--- TEXT SEGMENT ---
---

Cannot reproduce... I ran with python train_sampling_multi_gpu.py --gpu 0,1 --dataset ogbn-papers100M --data-device uva and it works well. Can you change the following two lines

        train_nfeat = dgl.contrib.UnifiedTensor(train_nfeat, device=device)
        train_labels = dgl.contrib.UnifiedTensor(train_labels, device=device)

to

        cudart = th.cuda.cudart()
        cudart.cudaHostRegister(train_nfeat.data_ptr(),
            train_nfeat.numel() * train_nfeat.element_size(), 0)
        cudart.cudaHostRegister(train_labels.data_ptr(),
            train_labels.numel() * train_labels.element_size(), 0)

Though it will be a bit slower, but can help us figure out whether the error is caused by DGL or the OS.

yaox12 avatar Aug 17 '22 09:08 yaox12

Cannot reproduce... I ran with python train_sampling_multi_gpu.py --gpu 0,1 --dataset ogbn-papers100M --data-device uva and it works well. Can you change the following two lines

        train_nfeat = dgl.contrib.UnifiedTensor(train_nfeat, device=device)

---

--- PROVIDED INFORMATION ---
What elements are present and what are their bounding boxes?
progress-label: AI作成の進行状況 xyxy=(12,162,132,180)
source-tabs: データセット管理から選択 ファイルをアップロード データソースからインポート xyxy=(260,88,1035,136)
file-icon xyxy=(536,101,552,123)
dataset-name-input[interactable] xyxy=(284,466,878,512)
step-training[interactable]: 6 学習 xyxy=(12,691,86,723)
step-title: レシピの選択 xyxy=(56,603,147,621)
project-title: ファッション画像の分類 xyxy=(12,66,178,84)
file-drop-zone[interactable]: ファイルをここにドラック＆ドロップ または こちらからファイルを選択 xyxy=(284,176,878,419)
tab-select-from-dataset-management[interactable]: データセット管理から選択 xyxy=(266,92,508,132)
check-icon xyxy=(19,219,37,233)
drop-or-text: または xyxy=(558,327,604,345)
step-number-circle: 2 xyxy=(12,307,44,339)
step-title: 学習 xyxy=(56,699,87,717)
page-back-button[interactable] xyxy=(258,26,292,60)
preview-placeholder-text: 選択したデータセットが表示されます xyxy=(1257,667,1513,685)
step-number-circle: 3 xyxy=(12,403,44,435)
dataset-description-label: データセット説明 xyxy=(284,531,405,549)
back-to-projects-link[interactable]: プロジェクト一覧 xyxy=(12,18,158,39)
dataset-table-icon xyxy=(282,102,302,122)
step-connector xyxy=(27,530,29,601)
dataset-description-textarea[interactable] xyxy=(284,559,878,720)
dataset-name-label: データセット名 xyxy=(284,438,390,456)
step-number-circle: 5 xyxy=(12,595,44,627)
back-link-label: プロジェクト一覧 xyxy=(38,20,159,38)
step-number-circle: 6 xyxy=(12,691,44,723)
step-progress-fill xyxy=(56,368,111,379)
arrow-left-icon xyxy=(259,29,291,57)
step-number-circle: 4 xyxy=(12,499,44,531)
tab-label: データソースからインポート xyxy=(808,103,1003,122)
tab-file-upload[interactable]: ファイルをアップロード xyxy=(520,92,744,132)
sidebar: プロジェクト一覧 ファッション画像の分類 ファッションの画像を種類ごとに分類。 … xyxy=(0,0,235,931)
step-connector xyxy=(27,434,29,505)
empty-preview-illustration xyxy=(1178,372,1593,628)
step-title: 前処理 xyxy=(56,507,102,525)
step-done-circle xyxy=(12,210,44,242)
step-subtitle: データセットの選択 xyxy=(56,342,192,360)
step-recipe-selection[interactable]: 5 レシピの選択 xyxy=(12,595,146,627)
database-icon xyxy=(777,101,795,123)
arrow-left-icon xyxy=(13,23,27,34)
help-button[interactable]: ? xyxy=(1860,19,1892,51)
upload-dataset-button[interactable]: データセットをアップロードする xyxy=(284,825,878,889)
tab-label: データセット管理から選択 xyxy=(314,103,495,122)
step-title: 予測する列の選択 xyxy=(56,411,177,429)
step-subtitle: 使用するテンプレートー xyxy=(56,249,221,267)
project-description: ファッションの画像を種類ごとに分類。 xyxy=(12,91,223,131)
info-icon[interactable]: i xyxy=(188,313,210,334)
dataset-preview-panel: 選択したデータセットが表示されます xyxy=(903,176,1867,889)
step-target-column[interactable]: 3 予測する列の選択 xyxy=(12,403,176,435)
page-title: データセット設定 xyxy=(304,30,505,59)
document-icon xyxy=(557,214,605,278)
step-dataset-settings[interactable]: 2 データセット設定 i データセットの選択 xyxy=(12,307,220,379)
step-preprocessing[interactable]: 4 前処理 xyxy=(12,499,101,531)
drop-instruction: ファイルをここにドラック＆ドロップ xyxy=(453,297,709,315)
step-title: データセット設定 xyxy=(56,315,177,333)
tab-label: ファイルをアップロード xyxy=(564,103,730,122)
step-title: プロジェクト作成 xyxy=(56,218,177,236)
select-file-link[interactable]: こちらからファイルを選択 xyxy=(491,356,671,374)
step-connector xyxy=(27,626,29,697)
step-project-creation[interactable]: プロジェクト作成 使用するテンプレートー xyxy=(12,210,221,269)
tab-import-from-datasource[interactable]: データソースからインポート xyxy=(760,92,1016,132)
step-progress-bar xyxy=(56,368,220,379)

---

--- SHORT EXERCISE A ---
From the forum reply, copy out the part that opens with the words containing "cudart = th.cuda.cudart()" and closes with "DGL or the OS.".
--- SHORT EXERCISE B ---
Do these statements agree with the forum reply? Answer yes or no for each, and quote the deciding words of the forum reply. (i) The reported run used the ogbn-papers100M dataset. (ii) The suggested code change is expected to make the program run faster. (iii) The replacement code calls cudaHostRegister.

--- RIGHT ANSWER A ---
cudart = th.cuda.cudart()
        cudart.cudaHostRegister(train_nfeat.data_ptr(),
            train_nfeat.numel() * train_nfeat.element_size(), 0)
        cudart.cudaHostRegister(train_labels.data_ptr(),
            train_labels.numel() * train_labels.element_size(), 0)

Though it will be a bit slower, but can help us figure out whether the error is caused by DGL or the OS.

--- RIGHT ANSWER B ---
(i) Yes: "--dataset ogbn-papers100M"
(ii) No: "Though it will be a bit slower"
(iii) Yes: "cudart.cudaHostRegister(train_nfeat.data_ptr(),"